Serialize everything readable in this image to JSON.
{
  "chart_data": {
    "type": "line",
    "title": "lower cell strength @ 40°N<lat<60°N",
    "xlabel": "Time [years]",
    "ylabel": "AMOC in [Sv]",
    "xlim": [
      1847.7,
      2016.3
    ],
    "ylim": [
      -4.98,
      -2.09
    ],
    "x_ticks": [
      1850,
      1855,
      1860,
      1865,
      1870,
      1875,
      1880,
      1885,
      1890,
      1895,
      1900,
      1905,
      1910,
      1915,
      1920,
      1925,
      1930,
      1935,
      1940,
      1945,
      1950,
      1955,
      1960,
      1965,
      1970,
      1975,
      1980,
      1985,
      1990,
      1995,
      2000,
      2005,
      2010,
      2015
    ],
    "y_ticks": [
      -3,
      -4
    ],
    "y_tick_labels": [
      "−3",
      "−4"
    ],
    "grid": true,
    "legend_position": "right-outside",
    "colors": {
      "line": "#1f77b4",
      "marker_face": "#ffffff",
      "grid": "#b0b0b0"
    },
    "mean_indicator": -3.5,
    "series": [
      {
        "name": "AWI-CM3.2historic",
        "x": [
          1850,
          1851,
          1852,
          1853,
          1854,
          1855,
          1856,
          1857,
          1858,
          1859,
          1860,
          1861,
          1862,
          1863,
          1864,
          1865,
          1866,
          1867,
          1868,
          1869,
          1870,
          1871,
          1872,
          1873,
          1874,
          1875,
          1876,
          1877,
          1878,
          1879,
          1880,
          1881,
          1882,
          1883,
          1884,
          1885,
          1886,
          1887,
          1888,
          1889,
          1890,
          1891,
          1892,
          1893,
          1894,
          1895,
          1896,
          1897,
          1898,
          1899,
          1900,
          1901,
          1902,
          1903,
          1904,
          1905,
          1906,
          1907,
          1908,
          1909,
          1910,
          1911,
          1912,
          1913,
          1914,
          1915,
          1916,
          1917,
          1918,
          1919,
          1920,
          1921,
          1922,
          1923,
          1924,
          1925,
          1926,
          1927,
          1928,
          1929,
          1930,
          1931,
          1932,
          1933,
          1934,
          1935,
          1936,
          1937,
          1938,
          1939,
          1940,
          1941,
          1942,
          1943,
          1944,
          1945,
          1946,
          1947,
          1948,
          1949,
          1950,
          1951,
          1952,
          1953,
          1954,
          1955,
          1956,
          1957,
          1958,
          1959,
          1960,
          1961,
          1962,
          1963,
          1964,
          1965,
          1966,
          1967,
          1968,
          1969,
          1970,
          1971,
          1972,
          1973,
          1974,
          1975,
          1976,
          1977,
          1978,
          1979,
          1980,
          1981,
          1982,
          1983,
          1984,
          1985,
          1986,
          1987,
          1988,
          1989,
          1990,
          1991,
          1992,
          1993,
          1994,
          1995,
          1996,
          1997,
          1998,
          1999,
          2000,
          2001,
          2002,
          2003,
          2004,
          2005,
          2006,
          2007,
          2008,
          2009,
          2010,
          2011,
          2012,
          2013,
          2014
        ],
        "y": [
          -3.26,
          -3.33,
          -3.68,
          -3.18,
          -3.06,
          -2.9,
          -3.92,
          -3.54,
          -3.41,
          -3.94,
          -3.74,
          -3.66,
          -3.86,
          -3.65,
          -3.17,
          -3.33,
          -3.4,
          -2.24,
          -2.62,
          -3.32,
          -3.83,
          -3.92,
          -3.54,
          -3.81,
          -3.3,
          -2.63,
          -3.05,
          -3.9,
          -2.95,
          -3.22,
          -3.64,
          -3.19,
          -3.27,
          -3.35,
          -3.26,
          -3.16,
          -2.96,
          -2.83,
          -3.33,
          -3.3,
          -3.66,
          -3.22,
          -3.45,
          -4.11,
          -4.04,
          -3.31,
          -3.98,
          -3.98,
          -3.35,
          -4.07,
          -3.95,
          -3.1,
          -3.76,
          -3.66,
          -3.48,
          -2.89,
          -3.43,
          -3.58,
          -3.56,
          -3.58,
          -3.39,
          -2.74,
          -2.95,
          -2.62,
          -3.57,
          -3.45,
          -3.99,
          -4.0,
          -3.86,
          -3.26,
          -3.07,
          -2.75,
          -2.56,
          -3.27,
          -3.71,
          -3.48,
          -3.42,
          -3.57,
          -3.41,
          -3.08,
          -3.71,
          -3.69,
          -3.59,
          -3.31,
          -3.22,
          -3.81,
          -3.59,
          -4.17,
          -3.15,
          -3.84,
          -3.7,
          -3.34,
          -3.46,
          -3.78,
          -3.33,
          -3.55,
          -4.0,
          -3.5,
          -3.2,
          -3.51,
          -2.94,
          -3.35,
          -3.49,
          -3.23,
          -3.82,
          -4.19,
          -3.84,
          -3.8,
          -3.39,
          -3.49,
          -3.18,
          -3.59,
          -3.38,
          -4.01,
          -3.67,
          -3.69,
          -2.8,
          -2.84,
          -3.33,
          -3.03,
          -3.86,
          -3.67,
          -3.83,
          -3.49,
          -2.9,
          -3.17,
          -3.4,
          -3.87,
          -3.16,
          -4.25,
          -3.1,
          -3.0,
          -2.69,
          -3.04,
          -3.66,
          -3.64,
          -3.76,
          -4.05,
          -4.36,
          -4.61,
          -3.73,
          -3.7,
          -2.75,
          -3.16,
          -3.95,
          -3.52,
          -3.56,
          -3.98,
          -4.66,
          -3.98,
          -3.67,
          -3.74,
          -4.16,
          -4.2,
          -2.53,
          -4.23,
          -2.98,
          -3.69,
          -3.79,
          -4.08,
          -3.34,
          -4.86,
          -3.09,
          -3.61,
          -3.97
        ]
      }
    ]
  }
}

* Stated exercise: Reproduce all of the material above word for word.

* Full output:
Serialize everything readable in this image to JSON.
{
  "chart_data": {
    "type": "line",
    "title": "lower cell strength @ 40°N<lat<60°N",
    "xlabel": "Time [years]",
    "ylabel": "AMOC in [Sv]",
    "xlim": [
      1847.7,
      2016.3
    ],
    "ylim": [
      -4.98,
      -2.09
    ],
    "x_ticks": [
      1850,
      1855,
      1860,
      1865,
      1870,
      1875,
      1880,
      1885,
      1890,
      1895,
      1900,
      1905,
      1910,
      1915,
      1920,
      1925,
      1930,
      1935,
      1940,
      1945,
      1950,
      1955,
      1960,
      1965,
      1970,
      1975,
      1980,
      1985,
      1990,
      1995,
      2000,
      2005,
      2010,
      2015
    ],
    "y_ticks": [
      -3,
      -4
    ],
    "y_tick_labels": [
      "−3",
      "−4"
    ],
    "grid": true,
    "legend_position": "right-outside",
    "colors": {
      "line": "#1f77b4",
      "marker_face": "#ffffff",
      "grid": "#b0b0b0"
    },
    "mean_indicator": -3.5,
    "series": [
      {
        "name": "AWI-CM3.2historic",
        "x": [
          1850,
          1851,
          1852,
          1853,
          1854,
          1855,
          1856,
          1857,
          1858,
          1859,
          1860,
          1861,
          1862,
          1863,
          1864,
          1865,
          1866,
          1867,
          1868,
          1869,
          1870,
          1871,
          1872,
          1873,
          1874,
          1875,
          1876,
          1877,
          1878,
          1879,
          1880,
          1881,
          1882,
          1883,
          1884,
          1885,
          1886,
          1887,
          1888,
          1889,
          1890,
          1891,
          1892,
          1893,
          1894,
          1895,
          1896,
          1897,
          1898,
          1899,
          1900,
          1901,
          1902,
          1903,
          1904,
          1905,
          1906,
          1907,
          1908,
          1909,
          1910,
          1911,
          1912,
          1913,
          1914,
          1915,
          1916,
          1917,
          1918,
          1919,
          1920,
          1921,
          1922,
          1923,
          1924,
          1925,
          1926,
          1927,
          1928,
          1929,
          1930,
          1931,
          1932,
          1933,
          1934,
          1935,
          1936,
          1937,
          1938,
          1939,
          1940,
          1941,
          1942,
          1943,
          1944,
          1945,
          1946,
          1947,
          1948,
          1949,
          1950,
          1951,
          1952,
          1953,
          1954,
          1955,
          1956,
          1957,
          1958,
          1959,
          1960,
          1961,
          1962,
          1963,
          1964,
          1965,
          1966,
          1967,
          1968,
          1969,
          1970,
          1971,
          1972,
          1973,
          1974,
          1975,
          1976,
          1977,
          1978,
          1979,
          1980,
          1981,
          1982,
          1983,
          1984,
          1985,
          1986,
          1987,
          1988,
          1989,
          1990,
          1991,
          1992,
          1993,
          1994,
          1995,
          1996,
          1997,
          1998,
          1999,
          2000,
          2001,
          2002,
          2003,
          2004,
          2005,
          2006,
          2007,
          2008,
          2009,
          2010,
          2011,
          2012,
          2013,
          2014
        ],
        "y": [
          -3.26,
          -3.33,
          -3.68,
          -3.18,
          -3.06,
          -2.9,
          -3.92,
          -3.54,
          -3.41,
          -3.94,
          -3.74,
          -3.66,
          -3.86,
          -3.65,
          -3.17,
          -3.33,
          -3.4,
          -2.24,
          -2.62,
          -3.32,
          -3.83,
          -3.92,
          -3.54,
          -3.81,
          -3.3,
          -2.63,
          -3.05,
          -3.9,
          -2.95,
          -3.22,
          -3.64,
          -3.19,
          -3.27,
          -3.35,
          -3.26,
          -3.16,
          -2.96,
          -2.83,
          -3.33,
          -3.3,
          -3.66,
          -3.22,
          -3.45,
          -4.11,
          -4.04,
          -3.31,
          -3.98,
          -3.98,
          -3.35,
          -4.07,
          -3.95,
          -3.1,
          -3.76,
          -3.66,
          -3.48,
          -2.89,
          -3.43,
          -3.58,
          -3.56,
          -3.58,
          -3.39,
          -2.74,
          -2.95,
          -2.62,
          -3.57,
          -3.45,
          -3.99,
          -4.0,
          -3.86,
          -3.26,
          -3.07,
          -2.75,
          -2.56,
          -3.27,
          -3.71,
          -3.48,
          -3.42,
          -3.57,
          -3.41,
          -3.08,
          -3.71,
          -3.69,
          -3.59,
          -3.31,
          -3.22,
          -3.81,
          -3.59,
          -4.17,
          -3.15,
          -3.84,
          -3.7,
          -3.34,
          -3.46,
          -3.78,
          -3.33,
          -3.55,
          -4.0,
          -3.5,
          -3.2,
          -3.51,
          -2.94,
          -3.35,
          -3.49,
          -3.23,
          -3.82,
          -4.19,
          -3.84,
          -3.8,
          -3.39,
          -3.49,
          -3.18,
          -3.59,
          -3.38,
          -4.01,
          -3.67,
          -3.69,
          -2.8,
          -2.84,
          -3.33,
          -3.03,
          -3.86,
          -3.67,
          -3.83,
          -3.49,
          -2.9,
          -3.17,
          -3.4,
          -3.87,
          -3.16,
          -4.25,
          -3.1,
          -3.0,
          -2.69,
          -3.04,
          -3.66,
          -3.64,
          -3.76,
          -4.05,
          -4.36,
          -4.61,
          -3.73,
          -3.7,
          -2.75,
          -3.16,
          -3.95,
          -3.52,
          -3.56,
          -3.98,
          -4.66,
          -3.98,
          -3.67,
          -3.74,
          -4.16,
          -4.2,
          -2.53,
          -4.23,
          -2.98,
          -3.69,
          -3.79,
          -4.08,
          -3.34,
          -4.86,
          -3.09,
          -3.61,
          -3.97
        ]
      }
    ]
  }
}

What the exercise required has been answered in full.